▸ INSTRUCTION
Can all of these lines be returned exactly?

▸ RECORDS PROVIDED
-- -- --
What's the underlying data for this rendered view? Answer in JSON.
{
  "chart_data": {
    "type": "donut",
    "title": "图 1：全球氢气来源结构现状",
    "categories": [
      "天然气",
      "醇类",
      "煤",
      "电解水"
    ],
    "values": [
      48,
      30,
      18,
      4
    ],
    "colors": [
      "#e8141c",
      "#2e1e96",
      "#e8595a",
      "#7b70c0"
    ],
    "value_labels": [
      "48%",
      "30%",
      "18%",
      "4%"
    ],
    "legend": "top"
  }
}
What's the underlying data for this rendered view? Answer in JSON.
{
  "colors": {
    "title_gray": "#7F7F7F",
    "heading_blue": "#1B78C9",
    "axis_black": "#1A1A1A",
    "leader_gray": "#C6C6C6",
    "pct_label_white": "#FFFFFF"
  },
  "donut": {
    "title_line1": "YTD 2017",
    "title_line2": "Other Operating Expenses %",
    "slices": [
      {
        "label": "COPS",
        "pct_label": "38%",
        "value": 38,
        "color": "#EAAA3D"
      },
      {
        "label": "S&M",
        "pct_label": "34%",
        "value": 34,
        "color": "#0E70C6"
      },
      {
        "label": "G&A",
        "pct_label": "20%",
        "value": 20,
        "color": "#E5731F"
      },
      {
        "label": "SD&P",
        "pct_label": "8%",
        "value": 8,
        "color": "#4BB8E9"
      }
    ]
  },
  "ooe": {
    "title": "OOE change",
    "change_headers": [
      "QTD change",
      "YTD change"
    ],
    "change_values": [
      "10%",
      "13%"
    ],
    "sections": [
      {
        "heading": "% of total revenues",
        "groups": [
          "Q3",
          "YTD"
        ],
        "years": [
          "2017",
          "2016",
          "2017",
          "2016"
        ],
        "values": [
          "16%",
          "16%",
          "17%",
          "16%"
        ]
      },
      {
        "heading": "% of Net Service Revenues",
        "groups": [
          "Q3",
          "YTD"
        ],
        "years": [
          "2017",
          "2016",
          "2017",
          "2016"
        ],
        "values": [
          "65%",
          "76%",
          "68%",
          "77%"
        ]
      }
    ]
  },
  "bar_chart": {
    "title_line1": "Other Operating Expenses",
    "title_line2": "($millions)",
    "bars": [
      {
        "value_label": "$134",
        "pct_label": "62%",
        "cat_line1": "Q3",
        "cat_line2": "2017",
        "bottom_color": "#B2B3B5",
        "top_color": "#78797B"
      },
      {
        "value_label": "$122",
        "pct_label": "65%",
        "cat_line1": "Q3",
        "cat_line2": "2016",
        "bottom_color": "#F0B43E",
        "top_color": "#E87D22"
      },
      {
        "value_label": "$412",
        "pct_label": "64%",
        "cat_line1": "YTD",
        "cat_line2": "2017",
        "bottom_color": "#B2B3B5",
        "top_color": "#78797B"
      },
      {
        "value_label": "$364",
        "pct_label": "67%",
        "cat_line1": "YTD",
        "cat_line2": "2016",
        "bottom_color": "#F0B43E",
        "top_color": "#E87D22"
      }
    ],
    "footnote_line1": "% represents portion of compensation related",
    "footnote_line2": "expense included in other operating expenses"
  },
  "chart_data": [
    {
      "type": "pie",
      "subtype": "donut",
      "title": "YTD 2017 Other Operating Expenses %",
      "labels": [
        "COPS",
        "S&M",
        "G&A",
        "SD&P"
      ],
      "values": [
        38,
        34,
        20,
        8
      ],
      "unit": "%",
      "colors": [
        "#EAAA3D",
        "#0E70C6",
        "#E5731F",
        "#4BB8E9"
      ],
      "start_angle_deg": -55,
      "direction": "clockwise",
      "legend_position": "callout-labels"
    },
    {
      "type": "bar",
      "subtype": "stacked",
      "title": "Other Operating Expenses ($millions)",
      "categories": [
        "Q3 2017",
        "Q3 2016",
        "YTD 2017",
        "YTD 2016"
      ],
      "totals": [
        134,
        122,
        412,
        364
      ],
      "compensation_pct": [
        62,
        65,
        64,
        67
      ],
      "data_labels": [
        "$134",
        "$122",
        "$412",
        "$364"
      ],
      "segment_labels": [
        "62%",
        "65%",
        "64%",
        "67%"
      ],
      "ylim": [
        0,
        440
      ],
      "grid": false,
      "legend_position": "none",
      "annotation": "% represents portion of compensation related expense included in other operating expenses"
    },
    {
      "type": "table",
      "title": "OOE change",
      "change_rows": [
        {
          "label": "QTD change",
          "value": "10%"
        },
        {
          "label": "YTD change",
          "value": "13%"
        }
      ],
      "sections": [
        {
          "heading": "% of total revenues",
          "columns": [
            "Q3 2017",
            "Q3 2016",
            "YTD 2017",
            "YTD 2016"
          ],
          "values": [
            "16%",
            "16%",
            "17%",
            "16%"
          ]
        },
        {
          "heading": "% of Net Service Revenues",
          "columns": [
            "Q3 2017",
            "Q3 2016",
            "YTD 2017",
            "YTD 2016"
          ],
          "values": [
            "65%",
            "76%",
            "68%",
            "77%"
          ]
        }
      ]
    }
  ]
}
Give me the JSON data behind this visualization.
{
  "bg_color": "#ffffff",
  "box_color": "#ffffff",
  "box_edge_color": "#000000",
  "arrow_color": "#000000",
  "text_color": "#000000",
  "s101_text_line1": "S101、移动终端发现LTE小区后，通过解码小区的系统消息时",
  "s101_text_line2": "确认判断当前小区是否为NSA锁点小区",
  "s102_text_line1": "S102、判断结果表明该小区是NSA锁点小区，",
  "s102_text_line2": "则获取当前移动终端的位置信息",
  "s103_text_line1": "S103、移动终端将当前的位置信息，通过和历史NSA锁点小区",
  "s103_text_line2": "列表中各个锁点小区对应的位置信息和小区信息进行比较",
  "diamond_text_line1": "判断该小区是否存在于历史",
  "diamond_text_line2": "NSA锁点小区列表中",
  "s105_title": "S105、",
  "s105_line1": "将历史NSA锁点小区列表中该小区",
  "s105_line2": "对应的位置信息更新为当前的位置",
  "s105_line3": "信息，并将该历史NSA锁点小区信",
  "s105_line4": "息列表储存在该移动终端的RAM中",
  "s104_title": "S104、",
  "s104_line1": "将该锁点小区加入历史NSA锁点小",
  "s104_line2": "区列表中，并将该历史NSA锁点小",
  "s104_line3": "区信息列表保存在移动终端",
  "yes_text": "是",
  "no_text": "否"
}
-- -- --
▸ EXPECTED ANSWER
What's the underlying data for this rendered view? Answer in JSON.
{
  "chart_data": {
    "type": "donut",
    "title": "图 1：全球氢气来源结构现状",
    "categories": [
      "天然气",
      "醇类",
      "煤",
      "电解水"
    ],
    "values": [
      48,
      30,
      18,
      4
    ],
    "colors": [
      "#e8141c",
      "#2e1e96",
      "#e8595a",
      "#7b70c0"
    ],
    "value_labels": [
      "48%",
      "30%",
      "18%",
      "4%"
    ],
    "legend": "top"
  }
}
What's the underlying data for this rendered view? Answer in JSON.
{
  "colors": {
    "title_gray": "#7F7F7F",
    "heading_blue": "#1B78C9",
    "axis_black": "#1A1A1A",
    "leader_gray": "#C6C6C6",
    "pct_label_white": "#FFFFFF"
  },
  "donut": {
    "title_line1": "YTD 2017",
    "title_line2": "Other Operating Expenses %",
    "slices": [
      {
        "label": "COPS",
        "pct_label": "38%",
        "value": 38,
        "color": "#EAAA3D"
      },
      {
        "label": "S&M",
        "pct_label": "34%",
        "value": 34,
        "color": "#0E70C6"
      },
      {
        "label": "G&A",
        "pct_label": "20%",
        "value": 20,
        "color": "#E5731F"
      },
      {
        "label": "SD&P",
        "pct_label": "8%",
        "value": 8,
        "color": "#4BB8E9"
      }
    ]
  },
  "ooe": {
    "title": "OOE change",
    "change_headers": [
      "QTD change",
      "YTD change"
    ],
    "change_values": [
      "10%",
      "13%"
    ],
    "sections": [
      {
        "heading": "% of total revenues",
        "groups": [
          "Q3",
          "YTD"
        ],
        "years": [
          "2017",
          "2016",
          "2017",
          "2016"
        ],
        "values": [
          "16%",
          "16%",
          "17%",
          "16%"
        ]
      },
      {
        "heading": "% of Net Service Revenues",
        "groups": [
          "Q3",
          "YTD"
        ],
        "years": [
          "2017",
          "2016",
          "2017",
          "2016"
        ],
        "values": [
          "65%",
          "76%",
          "68%",
          "77%"
        ]
      }
    ]
  },
  "bar_chart": {
    "title_line1": "Other Operating Expenses",
    "title_line2": "($millions)",
    "bars": [
      {
        "value_label": "$134",
        "pct_label": "62%",
        "cat_line1": "Q3",
        "cat_line2": "2017",
        "bottom_color": "#B2B3B5",
        "top_color": "#78797B"
      },
      {
        "value_label": "$122",
        "pct_label": "65%",
        "cat_line1": "Q3",
        "cat_line2": "2016",
        "bottom_color": "#F0B43E",
        "top_color": "#E87D22"
      },
      {
        "value_label": "$412",
        "pct_label": "64%",
        "cat_line1": "YTD",
        "cat_line2": "2017",
        "bottom_color": "#B2B3B5",
        "top_color": "#78797B"
      },
      {
        "value_label": "$364",
        "pct_label": "67%",
        "cat_line1": "YTD",
        "cat_line2": "2016",
        "bottom_color": "#F0B43E",
        "top_color": "#E87D22"
      }
    ],
    "footnote_line1": "% represents portion of compensation related",
    "footnote_line2": "expense included in other operating expenses"
  },
  "chart_data": [
    {
      "type": "pie",
      "subtype": "donut",
      "title": "YTD 2017 Other Operating Expenses %",
      "labels": [
        "COPS",
        "S&M",
        "G&A",
        "SD&P"
      ],
      "values": [
        38,
        34,
        20,
        8
      ],
      "unit": "%",
      "colors": [
        "#EAAA3D",
        "#0E70C6",
        "#E5731F",
        "#4BB8E9"
      ],
      "start_angle_deg": -55,
      "direction": "clockwise",
      "legend_position": "callout-labels"
    },
    {
      "type": "bar",
      "subtype": "stacked",
      "title": "Other Operating Expenses ($millions)",
      "categories": [
        "Q3 2017",
        "Q3 2016",
        "YTD 2017",
        "YTD 2016"
      ],
      "totals": [
        134,
        122,
        412,
        364
      ],
      "compensation_pct": [
        62,
        65,
        64,
        67
      ],
      "data_labels": [
        "$134",
        "$122",
        "$412",
        "$364"
      ],
      "segment_labels": [
        "62%",
        "65%",
        "64%",
        "67%"
      ],
      "ylim": [
        0,
        440
      ],
      "grid": false,
      "legend_position": "none",
      "annotation": "% represents portion of compensation related expense included in other operating expenses"
    },
    {
      "type": "table",
      "title": "OOE change",
      "change_rows": [
        {
          "label": "QTD change",
          "value": "10%"
        },
        {
          "label": "YTD change",
          "value": "13%"
        }
      ],
      "sections": [
        {
          "heading": "% of total revenues",
          "columns": [
            "Q3 2017",
            "Q3 2016",
            "YTD 2017",
            "YTD 2016"
          ],
          "values": [
            "16%",
            "16%",
            "17%",
            "16%"
          ]
        },
        {
          "heading": "% of Net Service Revenues",
          "columns": [
            "Q3 2017",
            "Q3 2016",
            "YTD 2017",
            "YTD 2016"
          ],
          "values": [
            "65%",
            "76%",
            "68%",
            "77%"
          ]
        }
      ]
    }
  ]
}
Give me the JSON data behind this visualization.
{
  "bg_color": "#ffffff",
  "box_color": "#ffffff",
  "box_edge_color": "#000000",
  "arrow_color": "#000000",
  "text_color": "#000000",
  "s101_text_line1": "S101、移动终端发现LTE小区后，通过解码小区的系统消息时",
  "s101_text_line2": "确认判断当前小区是否为NSA锁点小区",
  "s102_text_line1": "S102、判断结果表明该小区是NSA锁点小区，",
  "s102_text_line2": "则获取当前移动终端的位置信息",
  "s103_text_line1": "S103、移动终端将当前的位置信息，通过和历史NSA锁点小区",
  "s103_text_line2": "列表中各个锁点小区对应的位置信息和小区信息进行比较",
  "diamond_text_line1": "判断该小区是否存在于历史",
  "diamond_text_line2": "NSA锁点小区列表中",
  "s105_title": "S105、",
  "s105_line1": "将历史NSA锁点小区列表中该小区",
  "s105_line2": "对应的位置信息更新为当前的位置",
  "s105_line3": "信息，并将该历史NSA锁点小区信",
  "s105_line4": "息列表储存在该移动终端的RAM中",
  "s104_title": "S104、",
  "s104_line1": "将该锁点小区加入历史NSA锁点小",
  "s104_line2": "区列表中，并将该历史NSA锁点小",
  "s104_line3": "区信息列表保存在移动终端",
  "yes_text": "是",
  "no_text": "否"
}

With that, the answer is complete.